Thursday, 11 October 2012

Process Groups and fork speed

Was just trying out an experiment. Am surprised that my i7 laptop CPU
(2.0GHz) can only achieve 200 fork/sec on Ubuntu 12.04. I would expect
it to do much better.

Why do I care? Well, have been experimenting with process ids and
process groups - a part of Unix for decades, yet rarely understood,
except by those writing shells or other job control types of activities.

Run the following command:


$ ps -j
PID PGID SID TTY TIME CMD
347 345 3179 pts/4 00:00:00 launch.pl
1374 1371 3179 pts/4 00:00:00 launch.pl
3179 3179 3179 pts/4 00:00:00 bash


This shows three processes - one is my shell. Note the PGID column.
What is it?

Well the process group mechanism is the thing which ensures when you
hit Ctrl-C, you kill all the child processes, but not the shell
itself.

The shell invokes the system call setpgrp() and the child and all
its children sit in a group.

The wonderful thing about process groups is they provide a means to
allow killing them all, without having to do the equivalent of
"ps -aef" to find all the procs in the system. (Imagine you want
to kill all the children and grandchildren, even if these children
are fork-bombing you; in a fork-bomb type scenario, by the time
you have done a "ps" to find the PID, it will have already forked
a copy of itself and the PID may no longer be valid).

The PGID is interesting; normally its set to the PID of the
process group leader (root of the tree of processes). You can change
it when you like, but you can only change it to the PID of yourself.

If you do this, and then fork, and have the parent pid terminate,
you can end up with a situation (such as the launch.pl procs above)
where the PID != PGID.

Now the PGID have an important property. Whilst a PGID of value nnn
exists, you cannot fork a new process to have the same PID. Doing
so would mean you are joining an existing process group. (And this
would be a security issue). (I wrote a script to keep forking
til we hit a specific PID, but it never happened, and debugging showed
this scenario - PGID and PIDs exist in the same name space).

So, you could create 10,000 pids, each with distinct PGIDs, and
steal 20,000 of the pid address space. (Many Linux's limit you to
10,000 pids per user id).
◇ ◇ ◇ ◇ ◇ ◇ ◇
**Challenges**
[a] Rewrite the part of the process groups post starting with "Why do I care?" and going on through "types of activities.", putting "many years" in place of "decades".
[b] Translate this sentence from the process groups post into Spanish: "The shell invokes the system call setpgrp() and the child and all its children sit in a group."
[c] According to the process groups post, how many forks per second could the i7 laptop achieve on Ubuntu 12.04?

**Dataset section**
◇ ◇ ◇ ◇ ◇ ◇ ◇
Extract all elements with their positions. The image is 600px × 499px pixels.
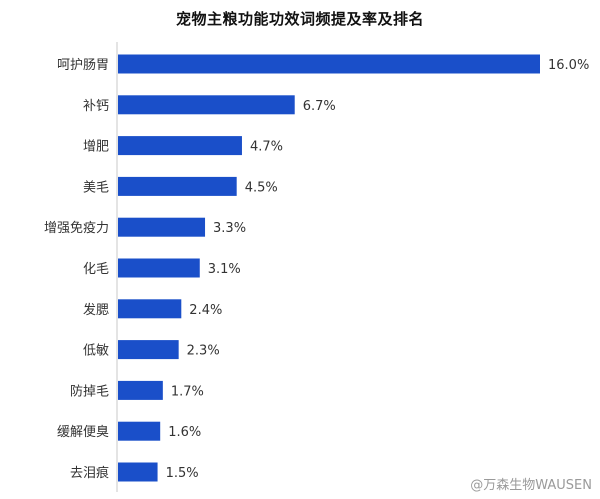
◇ ◇ ◇ ◇ ◇ ◇ ◇
**Answers per task**
[a]
Why do I care? Well, have been experimenting with process ids and
process groups - a part of Unix for many years, yet rarely understood,
except by those writing shells or other job control types of activities.

[b] El shell invoca la llamada al sistema setpgrp() y el hijo y todos sus hijos quedan en un grupo.

[c] Only 200 forks per second.